__Task statement__. Without the pictures, write out all the lines below exactly as they appear.

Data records
################
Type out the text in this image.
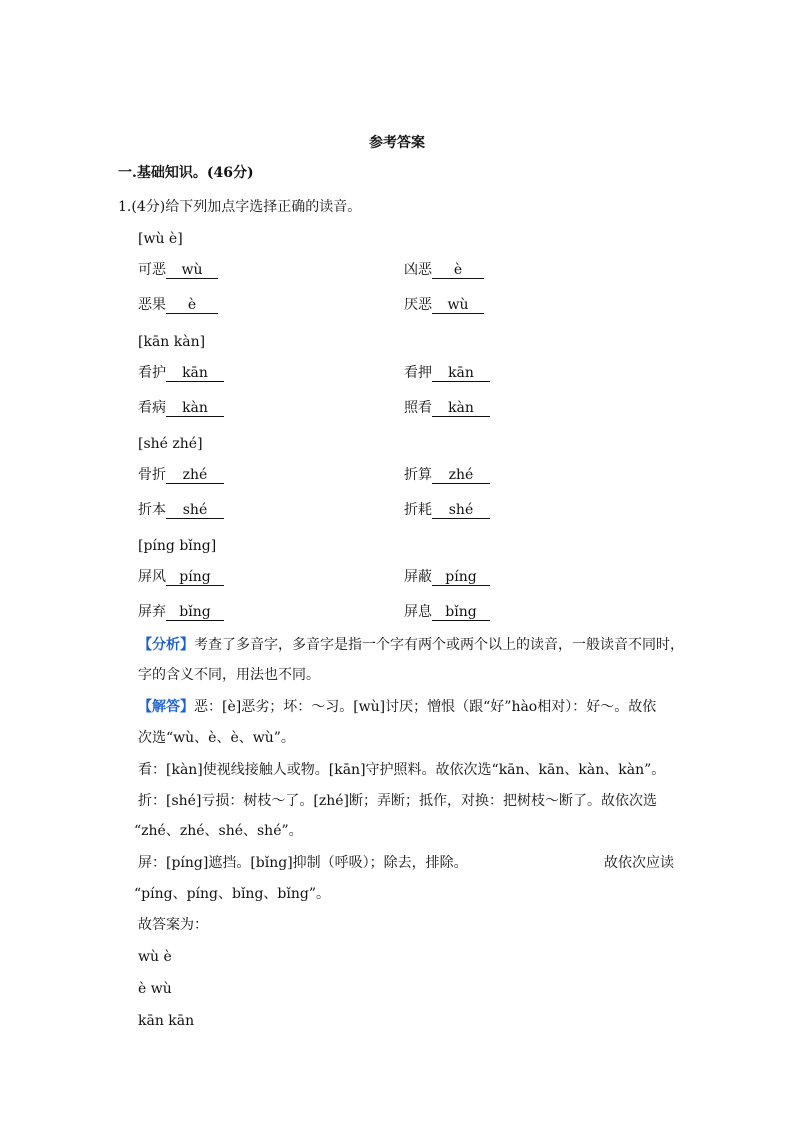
参考答案
一.基础知识。(46分)
1.(4分)给下列加点字选择正确的读音。
[wù è]
可恶 wù	凶恶 è
恶果 è	厌恶 wù
[kān kàn]
看护 kān	看押 kān
看病 kàn	照看 kàn
[shé zhé]
骨折 zhé	折算 zhé
折本 shé	折耗 shé
[píng bǐng]
屏风 píng	屏蔽 píng
屏弃 bǐng	屏息 bǐng
【分析】考查了多音字，多音字是指一个字有两个或两个以上的读音，一般读音不同时，
字的含义不同，用法也不同。
【解答】恶：[è]恶劣；坏：～习。[wù]讨厌；憎恨（跟“好”hào相对）：好～。故依
次选“wù、è、è、wù”。
看：[kàn]使视线接触人或物。[kān]守护照料。故依次选“kān、kān、kàn、kàn”。
折：[shé]亏损：树枝～了。[zhé]断；弄断；抵作，对换：把树枝～断了。故依次选
“zhé、zhé、shé、shé”。
屏：[píng]遮挡。[bǐng]抑制（呼吸）；除去，排除。	故依次应读
“píng、píng、bǐng、bǐng”。
故答案为：
wù è
è wù
kān kān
################
__The reply__.
Type out the text in this image.
参考答案
一.基础知识。(46分)
1.(4分)给下列加点字选择正确的读音。
[wù è]
可恶 wù	凶恶 è
恶果 è	厌恶 wù
[kān kàn]
看护 kān	看押 kān
看病 kàn	照看 kàn
[shé zhé]
骨折 zhé	折算 zhé
折本 shé	折耗 shé
[píng bǐng]
屏风 píng	屏蔽 píng
屏弃 bǐng	屏息 bǐng
【分析】考查了多音字，多音字是指一个字有两个或两个以上的读音，一般读音不同时，
字的含义不同，用法也不同。
【解答】恶：[è]恶劣；坏：～习。[wù]讨厌；憎恨（跟“好”hào相对）：好～。故依
次选“wù、è、è、wù”。
看：[kàn]使视线接触人或物。[kān]守护照料。故依次选“kān、kān、kàn、kàn”。
折：[shé]亏损：树枝～了。[zhé]断；弄断；抵作，对换：把树枝～断了。故依次选
“zhé、zhé、shé、shé”。
屏：[píng]遮挡。[bǐng]抑制（呼吸）；除去，排除。	故依次应读
“píng、píng、bǐng、bǐng”。
故答案为：
wù è
è wù
kān kān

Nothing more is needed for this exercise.